* What to work on *
Copy out all of the material exactly as presented.

====== Exercise data

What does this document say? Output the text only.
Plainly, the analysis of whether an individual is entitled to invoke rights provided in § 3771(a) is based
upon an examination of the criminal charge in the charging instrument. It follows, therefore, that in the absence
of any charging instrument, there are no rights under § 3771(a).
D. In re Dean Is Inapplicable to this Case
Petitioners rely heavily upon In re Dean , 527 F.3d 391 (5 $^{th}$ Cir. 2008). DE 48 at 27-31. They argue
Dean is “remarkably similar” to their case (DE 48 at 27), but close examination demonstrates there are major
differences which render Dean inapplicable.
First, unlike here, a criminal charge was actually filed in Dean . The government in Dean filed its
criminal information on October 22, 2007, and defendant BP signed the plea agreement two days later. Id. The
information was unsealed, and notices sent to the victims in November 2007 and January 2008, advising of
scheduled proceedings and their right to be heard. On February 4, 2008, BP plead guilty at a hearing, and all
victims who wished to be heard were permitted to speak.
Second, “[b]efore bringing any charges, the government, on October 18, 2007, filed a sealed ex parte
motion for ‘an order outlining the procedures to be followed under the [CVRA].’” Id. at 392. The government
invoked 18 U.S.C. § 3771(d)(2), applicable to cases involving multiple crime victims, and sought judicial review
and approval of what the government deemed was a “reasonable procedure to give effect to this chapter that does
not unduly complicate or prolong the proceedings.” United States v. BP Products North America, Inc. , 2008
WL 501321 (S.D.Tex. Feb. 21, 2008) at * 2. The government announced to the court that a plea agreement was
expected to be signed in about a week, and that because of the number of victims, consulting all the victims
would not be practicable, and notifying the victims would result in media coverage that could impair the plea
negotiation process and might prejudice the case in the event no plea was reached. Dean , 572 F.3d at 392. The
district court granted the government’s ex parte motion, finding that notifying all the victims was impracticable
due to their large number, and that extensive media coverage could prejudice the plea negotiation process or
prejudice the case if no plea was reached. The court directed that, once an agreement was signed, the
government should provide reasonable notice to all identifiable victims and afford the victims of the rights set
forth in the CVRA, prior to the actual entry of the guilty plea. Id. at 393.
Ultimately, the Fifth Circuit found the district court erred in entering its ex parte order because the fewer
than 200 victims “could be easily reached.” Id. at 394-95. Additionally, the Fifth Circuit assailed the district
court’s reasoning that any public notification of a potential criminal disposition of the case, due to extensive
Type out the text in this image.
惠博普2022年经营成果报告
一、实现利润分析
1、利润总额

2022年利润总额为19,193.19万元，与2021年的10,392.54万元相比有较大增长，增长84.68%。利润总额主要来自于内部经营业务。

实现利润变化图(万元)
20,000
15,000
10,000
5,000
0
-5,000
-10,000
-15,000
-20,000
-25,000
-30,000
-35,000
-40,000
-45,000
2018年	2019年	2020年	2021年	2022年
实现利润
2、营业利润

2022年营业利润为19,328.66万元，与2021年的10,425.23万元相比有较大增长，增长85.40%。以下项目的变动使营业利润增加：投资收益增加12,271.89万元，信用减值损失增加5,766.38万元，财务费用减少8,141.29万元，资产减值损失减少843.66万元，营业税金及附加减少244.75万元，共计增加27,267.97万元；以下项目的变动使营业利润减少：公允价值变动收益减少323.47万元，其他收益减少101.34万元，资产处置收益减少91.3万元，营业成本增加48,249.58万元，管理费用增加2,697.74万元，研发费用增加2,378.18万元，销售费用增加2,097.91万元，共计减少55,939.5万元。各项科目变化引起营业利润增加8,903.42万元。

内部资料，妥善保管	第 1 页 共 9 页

============

* Task solution *
What does this document say? Output the text only.
Plainly, the analysis of whether an individual is entitled to invoke rights provided in § 3771(a) is based
upon an examination of the criminal charge in the charging instrument. It follows, therefore, that in the absence
of any charging instrument, there are no rights under § 3771(a).
D. In re Dean Is Inapplicable to this Case
Petitioners rely heavily upon In re Dean , 527 F.3d 391 (5 $^{th}$ Cir. 2008). DE 48 at 27-31. They argue
Dean is “remarkably similar” to their case (DE 48 at 27), but close examination demonstrates there are major
differences which render Dean inapplicable.
First, unlike here, a criminal charge was actually filed in Dean . The government in Dean filed its
criminal information on October 22, 2007, and defendant BP signed the plea agreement two days later. Id. The
information was unsealed, and notices sent to the victims in November 2007 and January 2008, advising of
scheduled proceedings and their right to be heard. On February 4, 2008, BP plead guilty at a hearing, and all
victims who wished to be heard were permitted to speak.
Second, “[b]efore bringing any charges, the government, on October 18, 2007, filed a sealed ex parte
motion for ‘an order outlining the procedures to be followed under the [CVRA].’” Id. at 392. The government
invoked 18 U.S.C. § 3771(d)(2), applicable to cases involving multiple crime victims, and sought judicial review
and approval of what the government deemed was a “reasonable procedure to give effect to this chapter that does
not unduly complicate or prolong the proceedings.” United States v. BP Products North America, Inc. , 2008
WL 501321 (S.D.Tex. Feb. 21, 2008) at * 2. The government announced to the court that a plea agreement was
expected to be signed in about a week, and that because of the number of victims, consulting all the victims
would not be practicable, and notifying the victims would result in media coverage that could impair the plea
negotiation process and might prejudice the case in the event no plea was reached. Dean , 572 F.3d at 392. The
district court granted the government’s ex parte motion, finding that notifying all the victims was impracticable
due to their large number, and that extensive media coverage could prejudice the plea negotiation process or
prejudice the case if no plea was reached. The court directed that, once an agreement was signed, the
government should provide reasonable notice to all identifiable victims and afford the victims of the rights set
forth in the CVRA, prior to the actual entry of the guilty plea. Id. at 393.
Ultimately, the Fifth Circuit found the district court erred in entering its ex parte order because the fewer
than 200 victims “could be easily reached.” Id. at 394-95. Additionally, the Fifth Circuit assailed the district
court’s reasoning that any public notification of a potential criminal disposition of the case, due to extensive
Type out the text in this image.
惠博普2022年经营成果报告
一、实现利润分析
1、利润总额

2022年利润总额为19,193.19万元，与2021年的10,392.54万元相比有较大增长，增长84.68%。利润总额主要来自于内部经营业务。

实现利润变化图(万元)
20,000
15,000
10,000
5,000
0
-5,000
-10,000
-15,000
-20,000
-25,000
-30,000
-35,000
-40,000
-45,000
2018年	2019年	2020年	2021年	2022年
实现利润
2、营业利润

2022年营业利润为19,328.66万元，与2021年的10,425.23万元相比有较大增长，增长85.40%。以下项目的变动使营业利润增加：投资收益增加12,271.89万元，信用减值损失增加5,766.38万元，财务费用减少8,141.29万元，资产减值损失减少843.66万元，营业税金及附加减少244.75万元，共计增加27,267.97万元；以下项目的变动使营业利润减少：公允价值变动收益减少323.47万元，其他收益减少101.34万元，资产处置收益减少91.3万元，营业成本增加48,249.58万元，管理费用增加2,697.74万元，研发费用增加2,378.18万元，销售费用增加2,097.91万元，共计减少55,939.5万元。各项科目变化引起营业利润增加8,903.42万元。

内部资料，妥善保管	第 1 页 共 9 页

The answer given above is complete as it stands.